=== SET PROBLEM ===
Each line that holds the word "эксплуатация" should be returned.

Data records
((

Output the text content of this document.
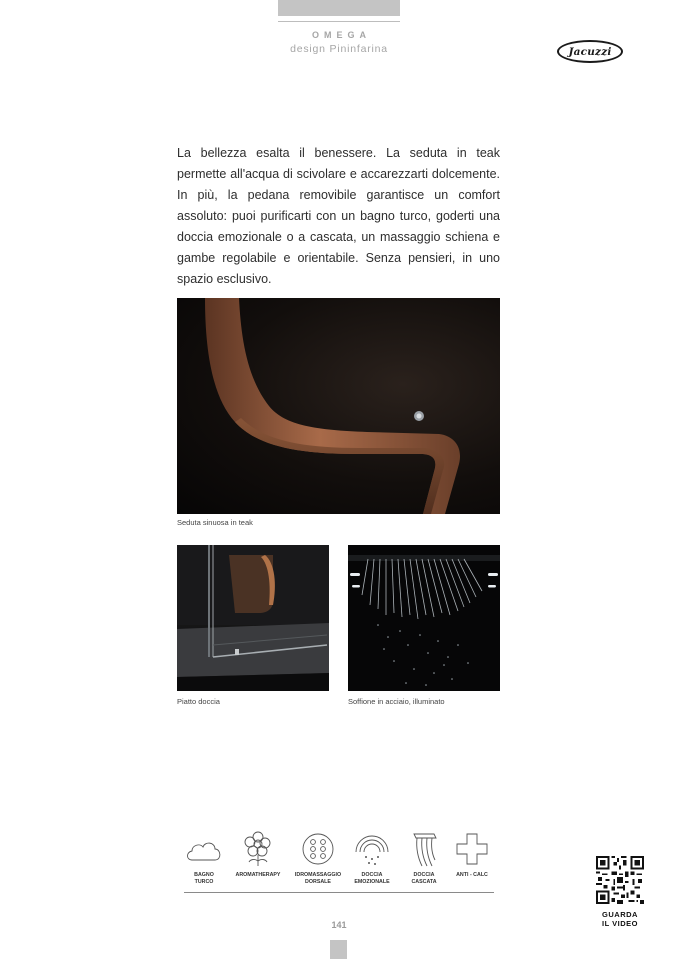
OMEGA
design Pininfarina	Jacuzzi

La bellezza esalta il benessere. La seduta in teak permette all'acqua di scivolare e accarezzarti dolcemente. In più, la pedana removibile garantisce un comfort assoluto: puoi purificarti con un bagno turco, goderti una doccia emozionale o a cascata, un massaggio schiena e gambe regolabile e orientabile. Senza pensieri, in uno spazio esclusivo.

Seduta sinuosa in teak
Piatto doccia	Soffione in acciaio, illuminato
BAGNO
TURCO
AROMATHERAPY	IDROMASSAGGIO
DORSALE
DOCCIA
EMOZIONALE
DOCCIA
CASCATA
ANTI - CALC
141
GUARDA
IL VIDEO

))
((

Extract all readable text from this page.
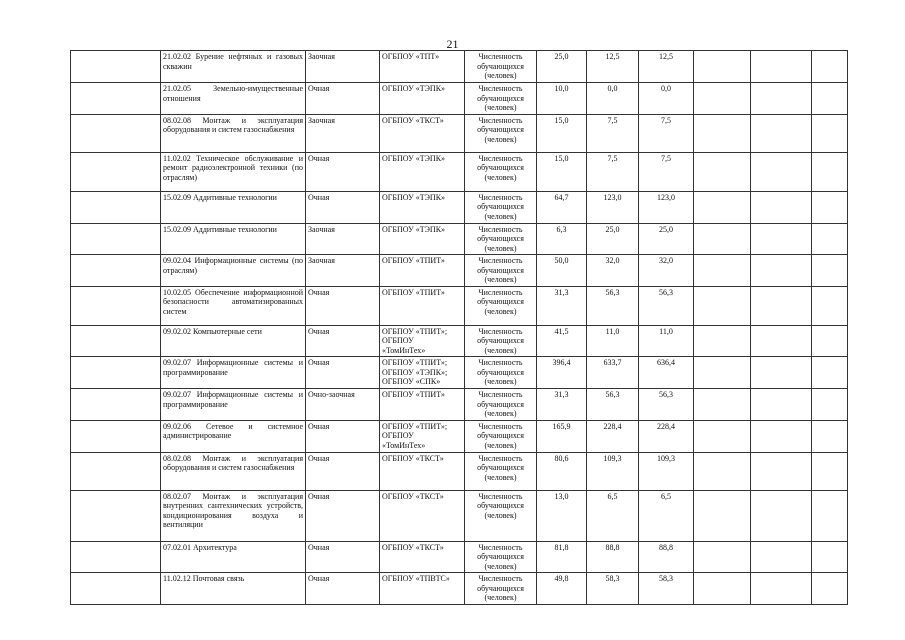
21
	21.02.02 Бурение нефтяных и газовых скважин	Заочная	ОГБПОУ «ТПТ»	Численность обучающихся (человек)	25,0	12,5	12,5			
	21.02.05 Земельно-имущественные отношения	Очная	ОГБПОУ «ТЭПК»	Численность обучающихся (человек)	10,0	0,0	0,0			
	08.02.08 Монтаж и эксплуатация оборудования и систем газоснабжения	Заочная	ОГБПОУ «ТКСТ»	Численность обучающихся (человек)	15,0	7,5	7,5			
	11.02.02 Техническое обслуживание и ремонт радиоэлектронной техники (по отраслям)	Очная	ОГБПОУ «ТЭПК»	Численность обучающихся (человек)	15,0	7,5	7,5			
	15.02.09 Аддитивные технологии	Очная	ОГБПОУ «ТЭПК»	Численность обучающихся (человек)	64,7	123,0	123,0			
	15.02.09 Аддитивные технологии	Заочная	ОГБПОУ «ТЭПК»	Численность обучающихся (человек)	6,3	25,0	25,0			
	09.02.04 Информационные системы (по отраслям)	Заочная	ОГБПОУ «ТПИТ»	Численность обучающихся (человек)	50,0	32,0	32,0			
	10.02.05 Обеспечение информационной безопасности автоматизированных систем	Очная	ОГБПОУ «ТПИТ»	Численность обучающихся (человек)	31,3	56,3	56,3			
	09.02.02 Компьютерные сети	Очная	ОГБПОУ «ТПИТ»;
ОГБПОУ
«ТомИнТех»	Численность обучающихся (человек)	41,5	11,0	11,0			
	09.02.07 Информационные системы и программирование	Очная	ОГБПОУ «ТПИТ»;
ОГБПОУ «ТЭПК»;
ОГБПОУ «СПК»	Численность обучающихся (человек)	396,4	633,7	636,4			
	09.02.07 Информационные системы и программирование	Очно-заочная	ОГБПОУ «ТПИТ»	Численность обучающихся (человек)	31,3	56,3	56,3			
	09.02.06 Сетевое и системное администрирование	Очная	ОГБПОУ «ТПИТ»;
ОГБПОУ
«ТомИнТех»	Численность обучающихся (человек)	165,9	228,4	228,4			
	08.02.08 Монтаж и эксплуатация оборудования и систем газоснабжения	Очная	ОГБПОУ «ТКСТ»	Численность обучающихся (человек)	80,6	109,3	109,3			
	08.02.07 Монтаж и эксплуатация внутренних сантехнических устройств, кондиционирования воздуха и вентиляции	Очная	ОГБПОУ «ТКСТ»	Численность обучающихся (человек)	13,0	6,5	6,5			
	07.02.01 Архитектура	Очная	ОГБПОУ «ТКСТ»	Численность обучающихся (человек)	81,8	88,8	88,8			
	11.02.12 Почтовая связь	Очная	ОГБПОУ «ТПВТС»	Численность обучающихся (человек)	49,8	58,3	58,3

))

=== OUTPUT FOR THIS TASK ===
	08.02.08 Монтаж и эксплуатация оборудования и систем газоснабжения	Заочная	ОГБПОУ «ТКСТ»	Численность обучающихся (человек)	15,0	7,5	7,5			
	08.02.08 Монтаж и эксплуатация оборудования и систем газоснабжения	Очная	ОГБПОУ «ТКСТ»	Численность обучающихся (человек)	80,6	109,3	109,3			
	08.02.07 Монтаж и эксплуатация внутренних сантехнических устройств, кондиционирования воздуха и вентиляции	Очная	ОГБПОУ «ТКСТ»	Численность обучающихся (человек)	13,0	6,5	6,5			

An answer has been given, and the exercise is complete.